Stated problem: Write out the records beneath this line exactly as they appear, minus any images.

Source records:
== == ==
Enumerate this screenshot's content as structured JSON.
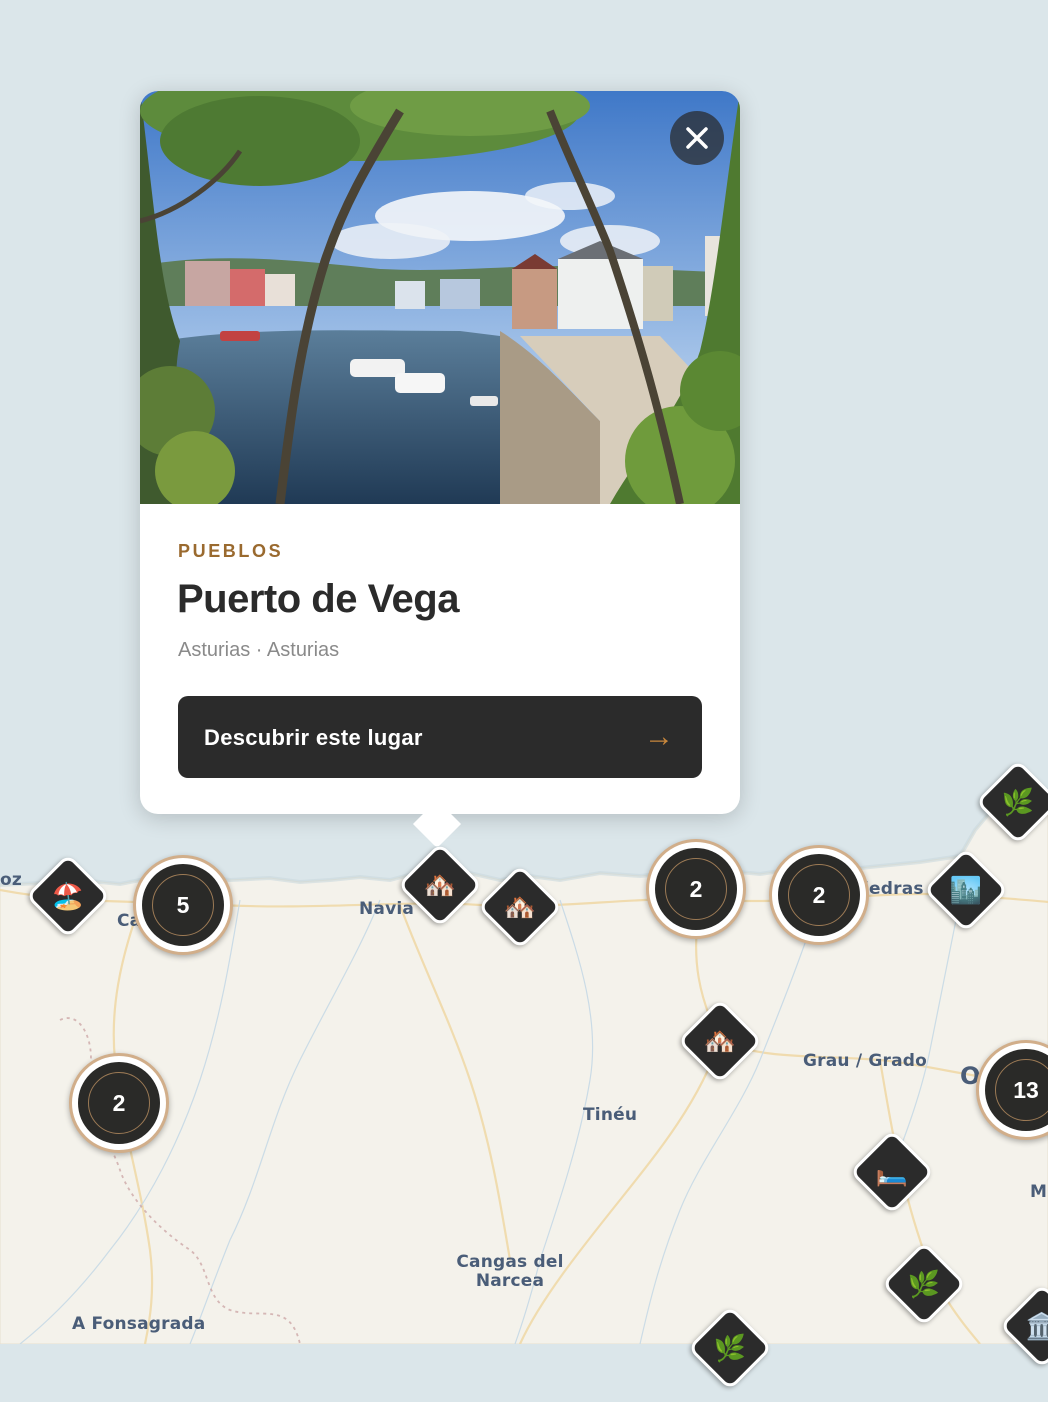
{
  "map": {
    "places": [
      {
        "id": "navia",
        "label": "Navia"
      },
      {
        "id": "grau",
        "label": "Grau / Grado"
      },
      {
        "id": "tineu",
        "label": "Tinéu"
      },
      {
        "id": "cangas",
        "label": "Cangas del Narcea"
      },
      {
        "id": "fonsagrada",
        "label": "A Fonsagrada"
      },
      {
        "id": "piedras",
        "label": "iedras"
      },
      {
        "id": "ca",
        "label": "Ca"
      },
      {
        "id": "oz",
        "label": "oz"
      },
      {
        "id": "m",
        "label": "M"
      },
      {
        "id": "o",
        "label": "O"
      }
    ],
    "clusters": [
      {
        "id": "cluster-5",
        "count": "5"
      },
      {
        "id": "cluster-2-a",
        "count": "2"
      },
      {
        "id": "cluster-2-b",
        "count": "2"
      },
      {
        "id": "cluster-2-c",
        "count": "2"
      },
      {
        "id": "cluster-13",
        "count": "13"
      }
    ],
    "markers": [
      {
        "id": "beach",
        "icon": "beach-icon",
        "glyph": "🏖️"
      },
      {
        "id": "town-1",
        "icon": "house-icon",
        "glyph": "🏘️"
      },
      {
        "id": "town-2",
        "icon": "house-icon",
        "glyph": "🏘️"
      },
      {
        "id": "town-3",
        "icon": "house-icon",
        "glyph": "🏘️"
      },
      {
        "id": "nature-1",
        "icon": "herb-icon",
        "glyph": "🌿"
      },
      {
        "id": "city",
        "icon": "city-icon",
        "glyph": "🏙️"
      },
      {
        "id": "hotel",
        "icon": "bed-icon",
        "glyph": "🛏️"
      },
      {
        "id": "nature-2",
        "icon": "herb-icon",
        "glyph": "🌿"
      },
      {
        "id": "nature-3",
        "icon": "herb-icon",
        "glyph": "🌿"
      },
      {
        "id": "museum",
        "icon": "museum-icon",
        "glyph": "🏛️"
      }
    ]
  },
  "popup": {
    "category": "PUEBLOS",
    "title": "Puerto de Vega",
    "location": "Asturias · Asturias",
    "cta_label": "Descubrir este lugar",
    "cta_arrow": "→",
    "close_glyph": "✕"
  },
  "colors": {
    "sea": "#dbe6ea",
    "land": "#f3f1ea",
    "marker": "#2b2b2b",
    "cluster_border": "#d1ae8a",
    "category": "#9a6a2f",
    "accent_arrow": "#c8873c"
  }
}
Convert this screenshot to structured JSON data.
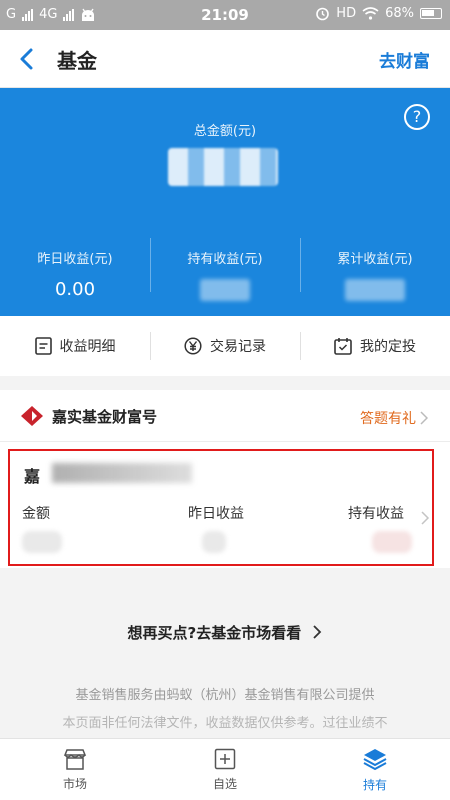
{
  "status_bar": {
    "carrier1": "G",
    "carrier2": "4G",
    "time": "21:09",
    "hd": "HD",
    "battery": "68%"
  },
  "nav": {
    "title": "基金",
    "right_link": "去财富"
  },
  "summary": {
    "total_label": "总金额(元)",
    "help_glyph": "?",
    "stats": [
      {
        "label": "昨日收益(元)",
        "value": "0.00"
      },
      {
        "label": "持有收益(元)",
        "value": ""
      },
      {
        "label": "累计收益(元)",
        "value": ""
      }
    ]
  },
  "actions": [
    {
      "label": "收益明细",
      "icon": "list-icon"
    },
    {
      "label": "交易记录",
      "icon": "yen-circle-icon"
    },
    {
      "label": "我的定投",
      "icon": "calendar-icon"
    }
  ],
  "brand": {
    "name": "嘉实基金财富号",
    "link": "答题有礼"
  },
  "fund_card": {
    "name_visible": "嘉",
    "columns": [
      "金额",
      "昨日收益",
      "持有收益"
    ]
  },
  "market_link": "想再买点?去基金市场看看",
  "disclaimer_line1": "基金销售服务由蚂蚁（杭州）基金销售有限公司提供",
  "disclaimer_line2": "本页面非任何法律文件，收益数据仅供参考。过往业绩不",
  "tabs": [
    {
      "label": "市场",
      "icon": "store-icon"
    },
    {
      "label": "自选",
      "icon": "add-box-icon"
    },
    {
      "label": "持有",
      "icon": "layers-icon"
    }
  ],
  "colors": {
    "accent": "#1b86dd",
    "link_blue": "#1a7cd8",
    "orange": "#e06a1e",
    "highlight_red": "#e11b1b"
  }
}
== == ==
Exercise answer:
Enumerate this screenshot's content as structured JSON.
{
  "map": {
    "places": [
      {
        "id": "navia",
        "label": "Navia"
      },
      {
        "id": "grau",
        "label": "Grau / Grado"
      },
      {
        "id": "tineu",
        "label": "Tinéu"
      },
      {
        "id": "cangas",
        "label": "Cangas del Narcea"
      },
      {
        "id": "fonsagrada",
        "label": "A Fonsagrada"
      },
      {
        "id": "piedras",
        "label": "iedras"
      },
      {
        "id": "ca",
        "label": "Ca"
      },
      {
        "id": "oz",
        "label": "oz"
      },
      {
        "id": "m",
        "label": "M"
      },
      {
        "id": "o",
        "label": "O"
      }
    ],
    "clusters": [
      {
        "id": "cluster-5",
        "count": "5"
      },
      {
        "id": "cluster-2-a",
        "count": "2"
      },
      {
        "id": "cluster-2-b",
        "count": "2"
      },
      {
        "id": "cluster-2-c",
        "count": "2"
      },
      {
        "id": "cluster-13",
        "count": "13"
      }
    ],
    "markers": [
      {
        "id": "beach",
        "icon": "beach-icon",
        "glyph": "🏖️"
      },
      {
        "id": "town-1",
        "icon": "house-icon",
        "glyph": "🏘️"
      },
      {
        "id": "town-2",
        "icon": "house-icon",
        "glyph": "🏘️"
      },
      {
        "id": "town-3",
        "icon": "house-icon",
        "glyph": "🏘️"
      },
      {
        "id": "nature-1",
        "icon": "herb-icon",
        "glyph": "🌿"
      },
      {
        "id": "city",
        "icon": "city-icon",
        "glyph": "🏙️"
      },
      {
        "id": "hotel",
        "icon": "bed-icon",
        "glyph": "🛏️"
      },
      {
        "id": "nature-2",
        "icon": "herb-icon",
        "glyph": "🌿"
      },
      {
        "id": "nature-3",
        "icon": "herb-icon",
        "glyph": "🌿"
      },
      {
        "id": "museum",
        "icon": "museum-icon",
        "glyph": "🏛️"
      }
    ]
  },
  "popup": {
    "category": "PUEBLOS",
    "title": "Puerto de Vega",
    "location": "Asturias · Asturias",
    "cta_label": "Descubrir este lugar",
    "cta_arrow": "→",
    "close_glyph": "✕"
  },
  "colors": {
    "sea": "#dbe6ea",
    "land": "#f3f1ea",
    "marker": "#2b2b2b",
    "cluster_border": "#d1ae8a",
    "category": "#9a6a2f",
    "accent_arrow": "#c8873c"
  }
}
Convert this screenshot to structured JSON data.
{
  "status_bar": {
    "carrier1": "G",
    "carrier2": "4G",
    "time": "21:09",
    "hd": "HD",
    "battery": "68%"
  },
  "nav": {
    "title": "基金",
    "right_link": "去财富"
  },
  "summary": {
    "total_label": "总金额(元)",
    "help_glyph": "?",
    "stats": [
      {
        "label": "昨日收益(元)",
        "value": "0.00"
      },
      {
        "label": "持有收益(元)",
        "value": ""
      },
      {
        "label": "累计收益(元)",
        "value": ""
      }
    ]
  },
  "actions": [
    {
      "label": "收益明细",
      "icon": "list-icon"
    },
    {
      "label": "交易记录",
      "icon": "yen-circle-icon"
    },
    {
      "label": "我的定投",
      "icon": "calendar-icon"
    }
  ],
  "brand": {
    "name": "嘉实基金财富号",
    "link": "答题有礼"
  },
  "fund_card": {
    "name_visible": "嘉",
    "columns": [
      "金额",
      "昨日收益",
      "持有收益"
    ]
  },
  "market_link": "想再买点?去基金市场看看",
  "disclaimer_line1": "基金销售服务由蚂蚁（杭州）基金销售有限公司提供",
  "disclaimer_line2": "本页面非任何法律文件，收益数据仅供参考。过往业绩不",
  "tabs": [
    {
      "label": "市场",
      "icon": "store-icon"
    },
    {
      "label": "自选",
      "icon": "add-box-icon"
    },
    {
      "label": "持有",
      "icon": "layers-icon"
    }
  ],
  "colors": {
    "accent": "#1b86dd",
    "link_blue": "#1a7cd8",
    "orange": "#e06a1e",
    "highlight_red": "#e11b1b"
  }
}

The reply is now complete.